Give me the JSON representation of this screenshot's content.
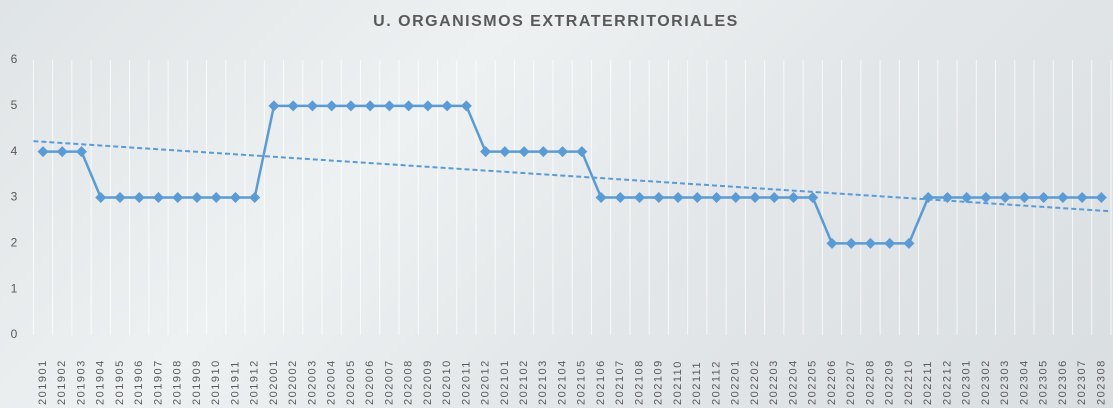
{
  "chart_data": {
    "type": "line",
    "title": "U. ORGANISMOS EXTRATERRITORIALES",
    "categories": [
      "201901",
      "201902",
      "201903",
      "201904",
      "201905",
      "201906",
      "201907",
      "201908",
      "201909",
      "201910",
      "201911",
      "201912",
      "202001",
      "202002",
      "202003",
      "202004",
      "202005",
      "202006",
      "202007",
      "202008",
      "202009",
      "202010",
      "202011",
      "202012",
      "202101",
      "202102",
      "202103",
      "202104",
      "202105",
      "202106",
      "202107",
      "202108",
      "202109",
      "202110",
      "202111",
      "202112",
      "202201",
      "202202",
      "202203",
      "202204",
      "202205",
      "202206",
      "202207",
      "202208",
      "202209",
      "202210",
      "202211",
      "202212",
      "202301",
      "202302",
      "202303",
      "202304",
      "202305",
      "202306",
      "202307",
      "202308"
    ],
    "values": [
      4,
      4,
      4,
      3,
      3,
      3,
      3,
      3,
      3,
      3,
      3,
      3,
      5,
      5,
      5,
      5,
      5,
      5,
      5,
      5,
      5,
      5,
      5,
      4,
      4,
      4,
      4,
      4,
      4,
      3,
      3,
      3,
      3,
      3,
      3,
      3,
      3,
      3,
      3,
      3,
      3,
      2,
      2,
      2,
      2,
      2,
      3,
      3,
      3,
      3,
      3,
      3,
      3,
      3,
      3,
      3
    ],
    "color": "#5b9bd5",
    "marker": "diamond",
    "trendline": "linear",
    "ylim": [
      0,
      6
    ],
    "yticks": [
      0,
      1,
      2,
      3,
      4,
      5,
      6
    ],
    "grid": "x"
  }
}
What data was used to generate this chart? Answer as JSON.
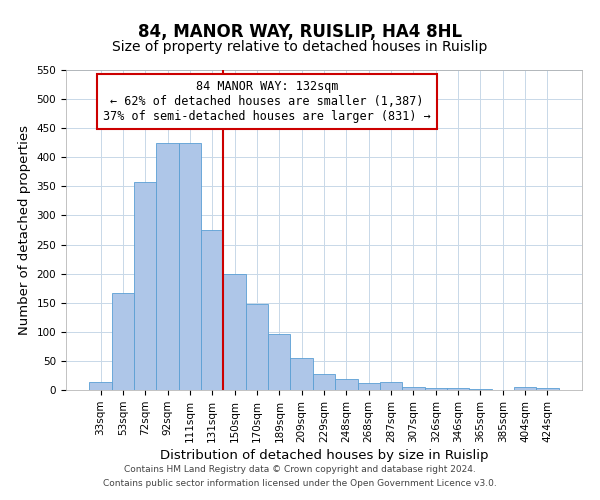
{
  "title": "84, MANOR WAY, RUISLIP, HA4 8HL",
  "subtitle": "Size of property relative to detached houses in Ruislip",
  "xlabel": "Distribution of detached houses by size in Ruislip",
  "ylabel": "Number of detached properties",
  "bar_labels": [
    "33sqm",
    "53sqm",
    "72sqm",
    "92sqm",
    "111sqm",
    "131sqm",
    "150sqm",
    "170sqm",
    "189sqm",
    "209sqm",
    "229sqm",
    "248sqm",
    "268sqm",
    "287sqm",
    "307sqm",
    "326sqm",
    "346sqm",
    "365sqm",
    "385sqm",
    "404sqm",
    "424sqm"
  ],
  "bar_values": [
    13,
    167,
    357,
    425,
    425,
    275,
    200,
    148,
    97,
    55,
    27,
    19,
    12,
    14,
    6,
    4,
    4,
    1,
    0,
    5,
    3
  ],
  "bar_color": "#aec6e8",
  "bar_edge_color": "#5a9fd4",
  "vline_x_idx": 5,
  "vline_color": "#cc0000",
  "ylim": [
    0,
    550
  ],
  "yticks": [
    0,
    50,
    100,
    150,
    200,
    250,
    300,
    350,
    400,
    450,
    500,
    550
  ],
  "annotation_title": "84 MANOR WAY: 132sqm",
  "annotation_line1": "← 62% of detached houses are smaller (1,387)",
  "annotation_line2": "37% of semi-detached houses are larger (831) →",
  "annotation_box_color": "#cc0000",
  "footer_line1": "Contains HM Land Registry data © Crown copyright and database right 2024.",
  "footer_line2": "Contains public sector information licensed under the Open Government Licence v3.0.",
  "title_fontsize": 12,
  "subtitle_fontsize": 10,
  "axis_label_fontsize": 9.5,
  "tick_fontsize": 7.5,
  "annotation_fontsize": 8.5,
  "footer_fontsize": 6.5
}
□ □ □ □ □
*AIM OF THE EXERCISE*. Images should not appear in the copy; retype the listing above exactly.

*RESULT OF THIS EXERCISE*.
Give me the JSON representation of this screenshot's content.
{
  "chart_data": {
    "type": "line",
    "title": "U. ORGANISMOS EXTRATERRITORIALES",
    "categories": [
      "201901",
      "201902",
      "201903",
      "201904",
      "201905",
      "201906",
      "201907",
      "201908",
      "201909",
      "201910",
      "201911",
      "201912",
      "202001",
      "202002",
      "202003",
      "202004",
      "202005",
      "202006",
      "202007",
      "202008",
      "202009",
      "202010",
      "202011",
      "202012",
      "202101",
      "202102",
      "202103",
      "202104",
      "202105",
      "202106",
      "202107",
      "202108",
      "202109",
      "202110",
      "202111",
      "202112",
      "202201",
      "202202",
      "202203",
      "202204",
      "202205",
      "202206",
      "202207",
      "202208",
      "202209",
      "202210",
      "202211",
      "202212",
      "202301",
      "202302",
      "202303",
      "202304",
      "202305",
      "202306",
      "202307",
      "202308"
    ],
    "values": [
      4,
      4,
      4,
      3,
      3,
      3,
      3,
      3,
      3,
      3,
      3,
      3,
      5,
      5,
      5,
      5,
      5,
      5,
      5,
      5,
      5,
      5,
      5,
      4,
      4,
      4,
      4,
      4,
      4,
      3,
      3,
      3,
      3,
      3,
      3,
      3,
      3,
      3,
      3,
      3,
      3,
      2,
      2,
      2,
      2,
      2,
      3,
      3,
      3,
      3,
      3,
      3,
      3,
      3,
      3,
      3
    ],
    "color": "#5b9bd5",
    "marker": "diamond",
    "trendline": "linear",
    "ylim": [
      0,
      6
    ],
    "yticks": [
      0,
      1,
      2,
      3,
      4,
      5,
      6
    ],
    "grid": "x"
  }
}
What data was used to generate this chart? Answer as JSON.
{
  "title": "84, MANOR WAY, RUISLIP, HA4 8HL",
  "subtitle": "Size of property relative to detached houses in Ruislip",
  "xlabel": "Distribution of detached houses by size in Ruislip",
  "ylabel": "Number of detached properties",
  "bar_labels": [
    "33sqm",
    "53sqm",
    "72sqm",
    "92sqm",
    "111sqm",
    "131sqm",
    "150sqm",
    "170sqm",
    "189sqm",
    "209sqm",
    "229sqm",
    "248sqm",
    "268sqm",
    "287sqm",
    "307sqm",
    "326sqm",
    "346sqm",
    "365sqm",
    "385sqm",
    "404sqm",
    "424sqm"
  ],
  "bar_values": [
    13,
    167,
    357,
    425,
    425,
    275,
    200,
    148,
    97,
    55,
    27,
    19,
    12,
    14,
    6,
    4,
    4,
    1,
    0,
    5,
    3
  ],
  "bar_color": "#aec6e8",
  "bar_edge_color": "#5a9fd4",
  "vline_x_idx": 5,
  "vline_color": "#cc0000",
  "ylim": [
    0,
    550
  ],
  "yticks": [
    0,
    50,
    100,
    150,
    200,
    250,
    300,
    350,
    400,
    450,
    500,
    550
  ],
  "annotation_title": "84 MANOR WAY: 132sqm",
  "annotation_line1": "← 62% of detached houses are smaller (1,387)",
  "annotation_line2": "37% of semi-detached houses are larger (831) →",
  "annotation_box_color": "#cc0000",
  "footer_line1": "Contains HM Land Registry data © Crown copyright and database right 2024.",
  "footer_line2": "Contains public sector information licensed under the Open Government Licence v3.0.",
  "title_fontsize": 12,
  "subtitle_fontsize": 10,
  "axis_label_fontsize": 9.5,
  "tick_fontsize": 7.5,
  "annotation_fontsize": 8.5,
  "footer_fontsize": 6.5
}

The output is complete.